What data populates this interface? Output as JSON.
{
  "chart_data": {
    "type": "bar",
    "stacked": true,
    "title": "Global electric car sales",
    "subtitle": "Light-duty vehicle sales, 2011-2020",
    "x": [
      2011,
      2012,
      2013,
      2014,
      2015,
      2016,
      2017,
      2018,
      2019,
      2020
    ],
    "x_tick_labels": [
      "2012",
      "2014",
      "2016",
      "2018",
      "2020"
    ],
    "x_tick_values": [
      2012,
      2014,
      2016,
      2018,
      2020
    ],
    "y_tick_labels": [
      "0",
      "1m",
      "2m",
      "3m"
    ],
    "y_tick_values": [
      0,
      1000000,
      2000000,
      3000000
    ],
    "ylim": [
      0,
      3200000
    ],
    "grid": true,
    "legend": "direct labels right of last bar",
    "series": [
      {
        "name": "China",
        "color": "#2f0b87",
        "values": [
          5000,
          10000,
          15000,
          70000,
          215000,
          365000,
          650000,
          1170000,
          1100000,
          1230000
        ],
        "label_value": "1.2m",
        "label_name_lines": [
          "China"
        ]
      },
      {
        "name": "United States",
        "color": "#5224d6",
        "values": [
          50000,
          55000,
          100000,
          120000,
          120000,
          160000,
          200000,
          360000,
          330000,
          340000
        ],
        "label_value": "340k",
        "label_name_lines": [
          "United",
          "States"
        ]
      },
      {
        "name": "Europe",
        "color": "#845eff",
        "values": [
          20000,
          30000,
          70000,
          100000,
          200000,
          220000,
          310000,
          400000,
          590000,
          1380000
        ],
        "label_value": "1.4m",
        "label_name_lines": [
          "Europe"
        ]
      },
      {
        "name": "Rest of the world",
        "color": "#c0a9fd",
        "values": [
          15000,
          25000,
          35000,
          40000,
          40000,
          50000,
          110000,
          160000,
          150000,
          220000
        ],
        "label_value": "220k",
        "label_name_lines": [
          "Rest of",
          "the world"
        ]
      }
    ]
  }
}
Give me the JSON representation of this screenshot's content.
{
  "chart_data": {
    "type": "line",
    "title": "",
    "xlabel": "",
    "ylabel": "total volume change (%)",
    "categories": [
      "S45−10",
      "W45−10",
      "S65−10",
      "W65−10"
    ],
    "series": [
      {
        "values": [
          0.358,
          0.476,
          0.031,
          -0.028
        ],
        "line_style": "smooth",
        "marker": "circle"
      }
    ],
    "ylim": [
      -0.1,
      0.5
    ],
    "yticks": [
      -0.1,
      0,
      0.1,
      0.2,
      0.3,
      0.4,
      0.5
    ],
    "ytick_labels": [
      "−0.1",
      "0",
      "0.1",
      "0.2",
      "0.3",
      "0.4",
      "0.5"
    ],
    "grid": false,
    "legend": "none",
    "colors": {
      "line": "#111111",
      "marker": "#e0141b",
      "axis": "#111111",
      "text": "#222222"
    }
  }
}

____

▶ [To do]
Of all the lines above, how many contain the word "legend"? Answer with only the number.

▶ [Task answer]
2